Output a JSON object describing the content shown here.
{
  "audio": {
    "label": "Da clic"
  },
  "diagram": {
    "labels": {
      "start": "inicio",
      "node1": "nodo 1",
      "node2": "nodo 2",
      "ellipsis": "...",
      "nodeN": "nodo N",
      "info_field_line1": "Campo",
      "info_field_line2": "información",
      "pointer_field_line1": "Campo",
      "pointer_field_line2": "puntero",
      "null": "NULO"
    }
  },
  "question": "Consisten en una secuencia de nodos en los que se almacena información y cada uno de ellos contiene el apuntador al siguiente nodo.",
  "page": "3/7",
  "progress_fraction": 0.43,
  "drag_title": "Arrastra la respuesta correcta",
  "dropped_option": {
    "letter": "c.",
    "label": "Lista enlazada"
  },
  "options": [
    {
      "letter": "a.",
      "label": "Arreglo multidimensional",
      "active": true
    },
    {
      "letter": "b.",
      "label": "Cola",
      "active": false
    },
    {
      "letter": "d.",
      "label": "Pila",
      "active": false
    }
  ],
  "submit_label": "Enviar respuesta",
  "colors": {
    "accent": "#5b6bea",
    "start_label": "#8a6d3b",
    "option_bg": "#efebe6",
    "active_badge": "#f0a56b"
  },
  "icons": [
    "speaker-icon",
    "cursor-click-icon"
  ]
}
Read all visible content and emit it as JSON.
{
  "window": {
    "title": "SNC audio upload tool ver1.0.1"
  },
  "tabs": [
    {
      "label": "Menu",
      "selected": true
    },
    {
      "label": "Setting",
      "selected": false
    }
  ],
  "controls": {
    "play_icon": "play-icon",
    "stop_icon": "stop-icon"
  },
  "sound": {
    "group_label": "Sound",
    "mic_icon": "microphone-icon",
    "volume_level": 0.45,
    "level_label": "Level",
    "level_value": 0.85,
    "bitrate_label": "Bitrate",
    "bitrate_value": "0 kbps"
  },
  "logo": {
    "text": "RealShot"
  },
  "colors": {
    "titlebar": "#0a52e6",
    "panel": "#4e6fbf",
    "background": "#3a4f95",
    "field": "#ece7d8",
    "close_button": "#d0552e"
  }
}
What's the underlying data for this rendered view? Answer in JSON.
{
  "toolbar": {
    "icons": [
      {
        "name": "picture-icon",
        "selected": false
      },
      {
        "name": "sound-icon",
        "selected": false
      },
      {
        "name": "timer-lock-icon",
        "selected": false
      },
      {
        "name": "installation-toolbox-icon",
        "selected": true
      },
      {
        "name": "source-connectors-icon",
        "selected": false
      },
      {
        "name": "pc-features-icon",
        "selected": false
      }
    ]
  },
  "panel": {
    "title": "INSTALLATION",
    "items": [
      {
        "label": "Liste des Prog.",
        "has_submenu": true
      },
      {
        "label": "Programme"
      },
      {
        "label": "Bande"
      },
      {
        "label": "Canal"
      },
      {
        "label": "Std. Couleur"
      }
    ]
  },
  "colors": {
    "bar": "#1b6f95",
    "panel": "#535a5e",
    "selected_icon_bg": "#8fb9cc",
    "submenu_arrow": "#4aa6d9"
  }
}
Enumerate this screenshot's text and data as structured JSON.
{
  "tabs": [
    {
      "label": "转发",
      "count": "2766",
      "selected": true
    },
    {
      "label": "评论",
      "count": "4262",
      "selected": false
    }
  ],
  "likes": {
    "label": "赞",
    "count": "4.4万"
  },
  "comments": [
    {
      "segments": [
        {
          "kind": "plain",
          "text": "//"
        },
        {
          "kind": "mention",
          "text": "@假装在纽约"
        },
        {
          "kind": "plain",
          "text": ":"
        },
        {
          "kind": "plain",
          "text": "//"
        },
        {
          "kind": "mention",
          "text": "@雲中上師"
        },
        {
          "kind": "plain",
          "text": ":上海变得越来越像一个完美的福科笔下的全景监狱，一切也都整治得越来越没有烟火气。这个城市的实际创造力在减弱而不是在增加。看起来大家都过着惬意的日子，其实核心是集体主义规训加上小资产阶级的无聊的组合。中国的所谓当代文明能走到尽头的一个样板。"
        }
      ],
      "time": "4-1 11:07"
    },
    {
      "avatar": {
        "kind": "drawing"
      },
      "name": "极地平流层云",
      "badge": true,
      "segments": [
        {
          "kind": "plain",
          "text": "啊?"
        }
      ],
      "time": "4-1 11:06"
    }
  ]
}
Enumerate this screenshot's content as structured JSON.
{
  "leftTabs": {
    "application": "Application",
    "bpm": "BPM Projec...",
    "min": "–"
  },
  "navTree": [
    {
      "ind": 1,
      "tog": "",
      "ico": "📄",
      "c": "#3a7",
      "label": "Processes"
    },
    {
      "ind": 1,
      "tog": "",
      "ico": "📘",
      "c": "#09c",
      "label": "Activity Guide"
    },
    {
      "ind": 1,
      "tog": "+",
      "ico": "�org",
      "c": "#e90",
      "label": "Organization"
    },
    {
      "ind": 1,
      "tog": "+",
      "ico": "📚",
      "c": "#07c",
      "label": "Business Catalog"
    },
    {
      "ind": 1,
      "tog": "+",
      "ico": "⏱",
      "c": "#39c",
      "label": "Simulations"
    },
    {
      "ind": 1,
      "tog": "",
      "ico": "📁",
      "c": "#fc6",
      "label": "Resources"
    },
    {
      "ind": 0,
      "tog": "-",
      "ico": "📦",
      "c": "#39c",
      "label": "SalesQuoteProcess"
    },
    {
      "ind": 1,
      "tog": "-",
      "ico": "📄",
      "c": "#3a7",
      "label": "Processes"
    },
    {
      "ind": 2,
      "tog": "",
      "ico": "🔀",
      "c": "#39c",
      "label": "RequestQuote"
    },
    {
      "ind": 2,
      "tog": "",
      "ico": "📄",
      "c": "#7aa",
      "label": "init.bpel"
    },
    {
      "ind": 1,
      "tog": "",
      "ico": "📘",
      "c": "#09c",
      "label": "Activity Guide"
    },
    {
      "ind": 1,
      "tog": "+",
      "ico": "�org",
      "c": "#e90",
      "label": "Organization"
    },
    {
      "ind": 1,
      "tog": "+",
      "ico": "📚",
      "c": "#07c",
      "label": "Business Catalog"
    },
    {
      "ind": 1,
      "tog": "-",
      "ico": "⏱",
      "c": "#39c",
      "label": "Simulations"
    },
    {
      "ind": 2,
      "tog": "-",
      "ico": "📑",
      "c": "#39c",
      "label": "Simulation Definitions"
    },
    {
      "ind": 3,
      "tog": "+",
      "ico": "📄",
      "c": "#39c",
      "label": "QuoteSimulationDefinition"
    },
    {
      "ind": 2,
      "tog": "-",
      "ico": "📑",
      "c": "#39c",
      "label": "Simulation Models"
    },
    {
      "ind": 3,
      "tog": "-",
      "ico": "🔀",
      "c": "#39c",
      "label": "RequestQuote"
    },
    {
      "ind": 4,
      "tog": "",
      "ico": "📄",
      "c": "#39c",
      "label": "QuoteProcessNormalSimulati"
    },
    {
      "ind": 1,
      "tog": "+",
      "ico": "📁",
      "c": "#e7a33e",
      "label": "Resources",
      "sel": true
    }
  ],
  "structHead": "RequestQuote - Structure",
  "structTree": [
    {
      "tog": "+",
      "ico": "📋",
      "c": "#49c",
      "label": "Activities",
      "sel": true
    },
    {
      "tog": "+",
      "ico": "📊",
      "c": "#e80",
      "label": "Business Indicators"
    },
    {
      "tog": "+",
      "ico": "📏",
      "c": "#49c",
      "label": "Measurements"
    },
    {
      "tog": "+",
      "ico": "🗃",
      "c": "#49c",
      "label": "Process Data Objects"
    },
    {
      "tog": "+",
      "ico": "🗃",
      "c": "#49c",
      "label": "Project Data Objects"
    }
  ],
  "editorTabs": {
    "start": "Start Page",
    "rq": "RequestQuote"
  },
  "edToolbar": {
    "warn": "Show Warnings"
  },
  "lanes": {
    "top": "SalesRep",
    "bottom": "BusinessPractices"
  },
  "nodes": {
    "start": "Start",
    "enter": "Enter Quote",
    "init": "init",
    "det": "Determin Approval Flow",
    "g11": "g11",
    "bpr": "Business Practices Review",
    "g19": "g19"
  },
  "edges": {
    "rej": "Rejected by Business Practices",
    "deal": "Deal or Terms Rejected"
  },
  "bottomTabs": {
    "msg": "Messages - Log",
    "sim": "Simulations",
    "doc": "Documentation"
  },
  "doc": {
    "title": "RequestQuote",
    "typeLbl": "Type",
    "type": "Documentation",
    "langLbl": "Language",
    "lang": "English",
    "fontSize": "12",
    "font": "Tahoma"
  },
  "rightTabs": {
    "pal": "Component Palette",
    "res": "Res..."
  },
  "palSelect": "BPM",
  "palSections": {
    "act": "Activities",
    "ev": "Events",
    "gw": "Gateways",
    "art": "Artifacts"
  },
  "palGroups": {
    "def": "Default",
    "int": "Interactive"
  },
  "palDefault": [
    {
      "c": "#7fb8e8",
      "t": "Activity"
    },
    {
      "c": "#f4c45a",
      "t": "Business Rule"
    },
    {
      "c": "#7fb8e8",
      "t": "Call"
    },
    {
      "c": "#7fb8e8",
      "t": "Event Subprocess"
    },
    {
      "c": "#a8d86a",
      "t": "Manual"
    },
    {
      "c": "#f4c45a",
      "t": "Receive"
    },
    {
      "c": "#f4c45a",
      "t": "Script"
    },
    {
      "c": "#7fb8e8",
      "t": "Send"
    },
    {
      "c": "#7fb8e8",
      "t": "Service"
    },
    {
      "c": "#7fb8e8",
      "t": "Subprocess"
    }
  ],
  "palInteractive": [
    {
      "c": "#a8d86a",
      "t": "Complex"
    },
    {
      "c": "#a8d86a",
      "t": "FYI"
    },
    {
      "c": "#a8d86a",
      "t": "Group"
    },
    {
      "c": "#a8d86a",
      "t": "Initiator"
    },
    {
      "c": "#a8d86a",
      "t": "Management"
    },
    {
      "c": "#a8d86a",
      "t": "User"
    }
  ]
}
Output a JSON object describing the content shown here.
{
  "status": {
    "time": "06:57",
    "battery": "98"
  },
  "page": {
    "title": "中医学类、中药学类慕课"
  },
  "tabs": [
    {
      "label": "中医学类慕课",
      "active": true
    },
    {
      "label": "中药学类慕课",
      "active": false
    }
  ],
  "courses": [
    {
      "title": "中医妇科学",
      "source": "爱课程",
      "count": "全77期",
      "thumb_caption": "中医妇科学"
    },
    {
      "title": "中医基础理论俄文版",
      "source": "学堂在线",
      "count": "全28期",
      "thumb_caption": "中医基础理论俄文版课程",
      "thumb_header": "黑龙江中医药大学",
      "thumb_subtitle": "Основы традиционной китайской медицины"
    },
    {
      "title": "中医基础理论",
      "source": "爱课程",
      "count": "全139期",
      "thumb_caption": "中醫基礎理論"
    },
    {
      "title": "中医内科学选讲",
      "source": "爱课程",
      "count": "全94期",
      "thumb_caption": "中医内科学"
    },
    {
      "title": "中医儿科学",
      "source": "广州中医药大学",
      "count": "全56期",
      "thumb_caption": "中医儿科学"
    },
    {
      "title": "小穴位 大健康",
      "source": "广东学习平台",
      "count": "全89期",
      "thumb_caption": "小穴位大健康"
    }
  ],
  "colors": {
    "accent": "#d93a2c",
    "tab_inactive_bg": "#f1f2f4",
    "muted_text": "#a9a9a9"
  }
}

# # # # #

▶ _STATED TASK_: Show the lines that mention the word "JSON".

▶ _ANSWER TO THIS EXERCISE_:
Output a JSON object describing the content shown here.
Read all visible content and emit it as JSON.
What's the underlying data for this rendered view? Answer in JSON.
Enumerate this screenshot's text and data as structured JSON.
Enumerate this screenshot's content as structured JSON.
Output a JSON object describing the content shown here.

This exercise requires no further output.